» **WORK TO DO**
Go through the listing and write out all of it exactly.

Extracted records
* Begin *

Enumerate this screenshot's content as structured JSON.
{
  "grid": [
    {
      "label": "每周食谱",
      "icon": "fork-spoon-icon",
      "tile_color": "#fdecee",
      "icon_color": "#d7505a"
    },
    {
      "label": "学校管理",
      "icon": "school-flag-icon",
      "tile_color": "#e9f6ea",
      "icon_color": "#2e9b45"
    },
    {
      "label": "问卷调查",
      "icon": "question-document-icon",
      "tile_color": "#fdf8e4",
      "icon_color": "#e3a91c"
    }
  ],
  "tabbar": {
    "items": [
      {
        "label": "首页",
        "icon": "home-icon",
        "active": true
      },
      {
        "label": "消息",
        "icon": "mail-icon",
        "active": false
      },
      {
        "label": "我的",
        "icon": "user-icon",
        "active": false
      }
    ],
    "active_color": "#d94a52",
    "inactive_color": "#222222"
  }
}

* End *

» **ANSWER TO THE TASK**
Enumerate this screenshot's content as structured JSON.
{
  "grid": [
    {
      "label": "每周食谱",
      "icon": "fork-spoon-icon",
      "tile_color": "#fdecee",
      "icon_color": "#d7505a"
    },
    {
      "label": "学校管理",
      "icon": "school-flag-icon",
      "tile_color": "#e9f6ea",
      "icon_color": "#2e9b45"
    },
    {
      "label": "问卷调查",
      "icon": "question-document-icon",
      "tile_color": "#fdf8e4",
      "icon_color": "#e3a91c"
    }
  ],
  "tabbar": {
    "items": [
      {
        "label": "首页",
        "icon": "home-icon",
        "active": true
      },
      {
        "label": "消息",
        "icon": "mail-icon",
        "active": false
      },
      {
        "label": "我的",
        "icon": "user-icon",
        "active": false
      }
    ],
    "active_color": "#d94a52",
    "inactive_color": "#222222"
  }
}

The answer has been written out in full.